**To do:** The records below must be output exactly, without pictures.

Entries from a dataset
━━━━━━━━
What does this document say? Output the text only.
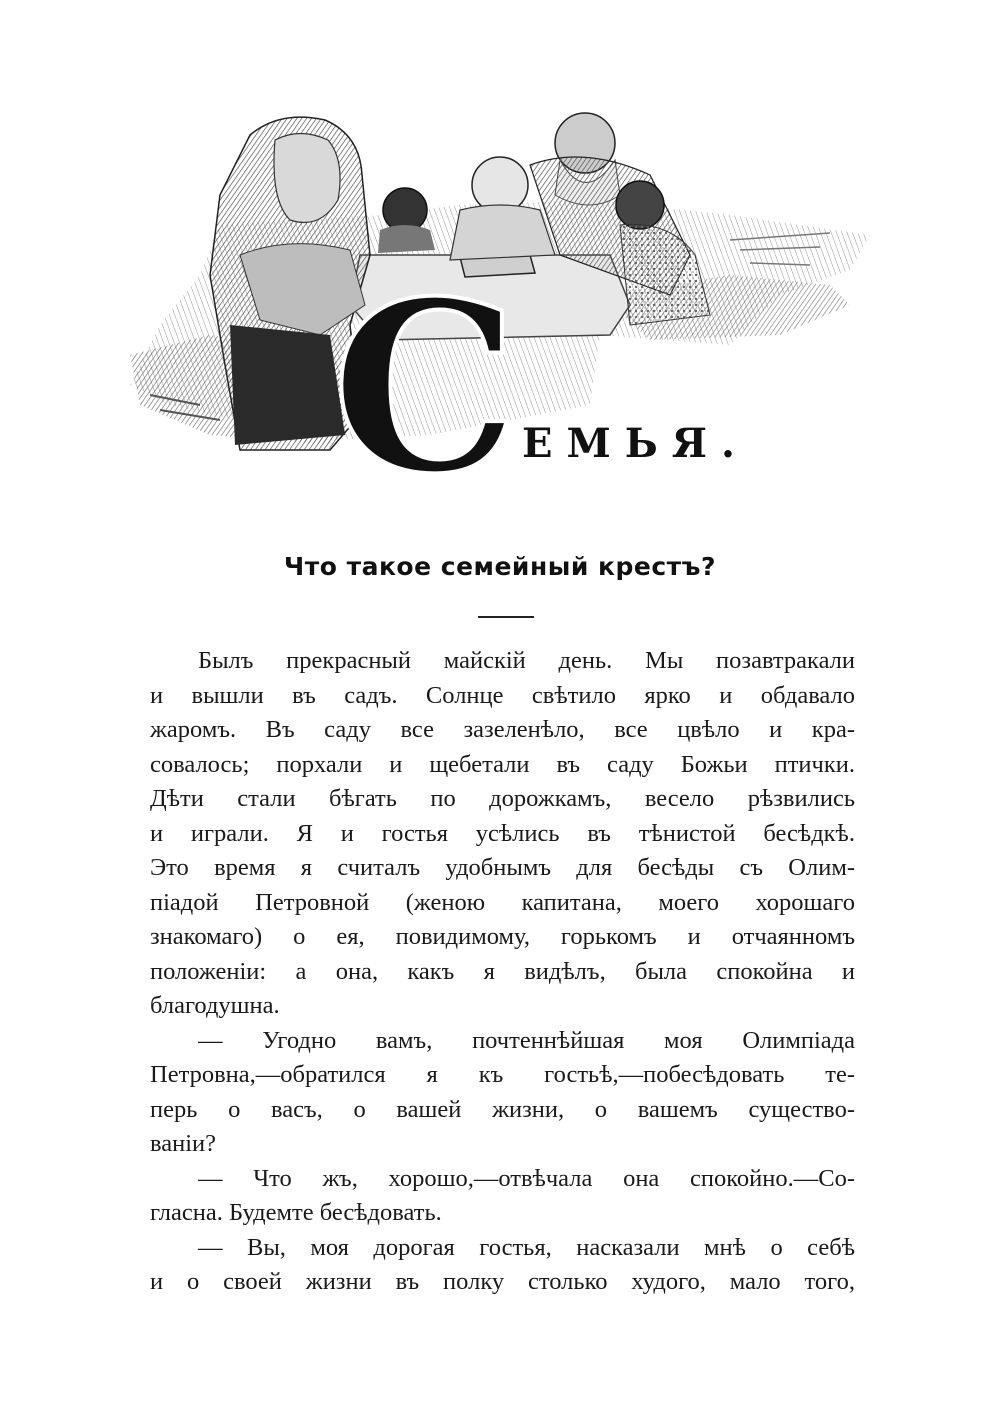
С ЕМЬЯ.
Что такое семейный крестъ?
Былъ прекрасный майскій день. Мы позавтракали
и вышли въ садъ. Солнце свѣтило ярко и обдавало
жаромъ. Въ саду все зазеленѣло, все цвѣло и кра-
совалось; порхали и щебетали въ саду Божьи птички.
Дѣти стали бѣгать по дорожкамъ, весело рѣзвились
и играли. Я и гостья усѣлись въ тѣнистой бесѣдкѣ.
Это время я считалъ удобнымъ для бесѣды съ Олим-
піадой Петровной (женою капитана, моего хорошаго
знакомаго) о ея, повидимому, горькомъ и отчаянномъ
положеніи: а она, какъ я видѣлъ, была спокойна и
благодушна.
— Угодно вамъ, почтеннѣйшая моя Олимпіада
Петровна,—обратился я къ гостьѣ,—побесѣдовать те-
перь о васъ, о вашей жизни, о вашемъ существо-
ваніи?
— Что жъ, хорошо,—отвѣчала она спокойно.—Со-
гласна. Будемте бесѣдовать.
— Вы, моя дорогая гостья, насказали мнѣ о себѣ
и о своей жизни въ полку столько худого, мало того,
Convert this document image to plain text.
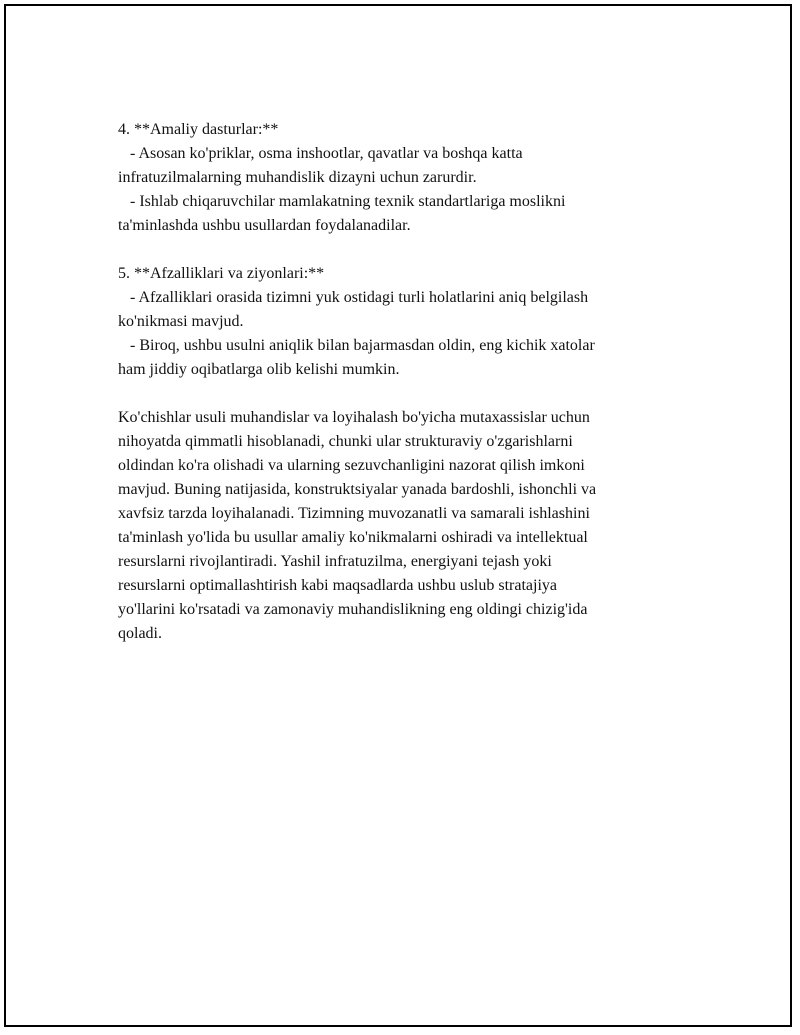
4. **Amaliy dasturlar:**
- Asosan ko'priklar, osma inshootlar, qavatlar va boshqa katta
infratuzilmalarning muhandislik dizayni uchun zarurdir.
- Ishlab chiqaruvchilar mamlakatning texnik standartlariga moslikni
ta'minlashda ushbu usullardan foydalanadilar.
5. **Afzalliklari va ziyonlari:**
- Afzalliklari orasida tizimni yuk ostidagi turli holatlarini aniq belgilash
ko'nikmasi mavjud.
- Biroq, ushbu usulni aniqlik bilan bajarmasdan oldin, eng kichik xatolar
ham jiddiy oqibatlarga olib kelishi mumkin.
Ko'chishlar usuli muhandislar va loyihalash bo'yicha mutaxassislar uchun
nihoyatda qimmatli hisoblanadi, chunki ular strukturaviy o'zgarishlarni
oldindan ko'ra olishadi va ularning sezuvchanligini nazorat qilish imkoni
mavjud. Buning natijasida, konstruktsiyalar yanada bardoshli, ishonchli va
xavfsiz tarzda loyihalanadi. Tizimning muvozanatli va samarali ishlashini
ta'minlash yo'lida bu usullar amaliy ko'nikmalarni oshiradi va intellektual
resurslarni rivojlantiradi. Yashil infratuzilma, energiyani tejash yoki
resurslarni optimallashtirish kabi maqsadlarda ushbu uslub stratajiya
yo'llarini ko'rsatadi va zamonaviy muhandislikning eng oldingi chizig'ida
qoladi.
━━━━━━━━
**Exercise output:**
What does this document say? Output the text only.
С ЕМЬЯ.
Что такое семейный крестъ?
Былъ прекрасный майскій день. Мы позавтракали
и вышли въ садъ. Солнце свѣтило ярко и обдавало
жаромъ. Въ саду все зазеленѣло, все цвѣло и кра-
совалось; порхали и щебетали въ саду Божьи птички.
Дѣти стали бѣгать по дорожкамъ, весело рѣзвились
и играли. Я и гостья усѣлись въ тѣнистой бесѣдкѣ.
Это время я считалъ удобнымъ для бесѣды съ Олим-
піадой Петровной (женою капитана, моего хорошаго
знакомаго) о ея, повидимому, горькомъ и отчаянномъ
положеніи: а она, какъ я видѣлъ, была спокойна и
благодушна.
— Угодно вамъ, почтеннѣйшая моя Олимпіада
Петровна,—обратился я къ гостьѣ,—побесѣдовать те-
перь о васъ, о вашей жизни, о вашемъ существо-
ваніи?
— Что жъ, хорошо,—отвѣчала она спокойно.—Со-
гласна. Будемте бесѣдовать.
— Вы, моя дорогая гостья, насказали мнѣ о себѣ
и о своей жизни въ полку столько худого, мало того,
Convert this document image to plain text.
4. **Amaliy dasturlar:**
- Asosan ko'priklar, osma inshootlar, qavatlar va boshqa katta
infratuzilmalarning muhandislik dizayni uchun zarurdir.
- Ishlab chiqaruvchilar mamlakatning texnik standartlariga moslikni
ta'minlashda ushbu usullardan foydalanadilar.
5. **Afzalliklari va ziyonlari:**
- Afzalliklari orasida tizimni yuk ostidagi turli holatlarini aniq belgilash
ko'nikmasi mavjud.
- Biroq, ushbu usulni aniqlik bilan bajarmasdan oldin, eng kichik xatolar
ham jiddiy oqibatlarga olib kelishi mumkin.
Ko'chishlar usuli muhandislar va loyihalash bo'yicha mutaxassislar uchun
nihoyatda qimmatli hisoblanadi, chunki ular strukturaviy o'zgarishlarni
oldindan ko'ra olishadi va ularning sezuvchanligini nazorat qilish imkoni
mavjud. Buning natijasida, konstruktsiyalar yanada bardoshli, ishonchli va
xavfsiz tarzda loyihalanadi. Tizimning muvozanatli va samarali ishlashini
ta'minlash yo'lida bu usullar amaliy ko'nikmalarni oshiradi va intellektual
resurslarni rivojlantiradi. Yashil infratuzilma, energiyani tejash yoki
resurslarni optimallashtirish kabi maqsadlarda ushbu uslub stratajiya
yo'llarini ko'rsatadi va zamonaviy muhandislikning eng oldingi chizig'ida
qoladi.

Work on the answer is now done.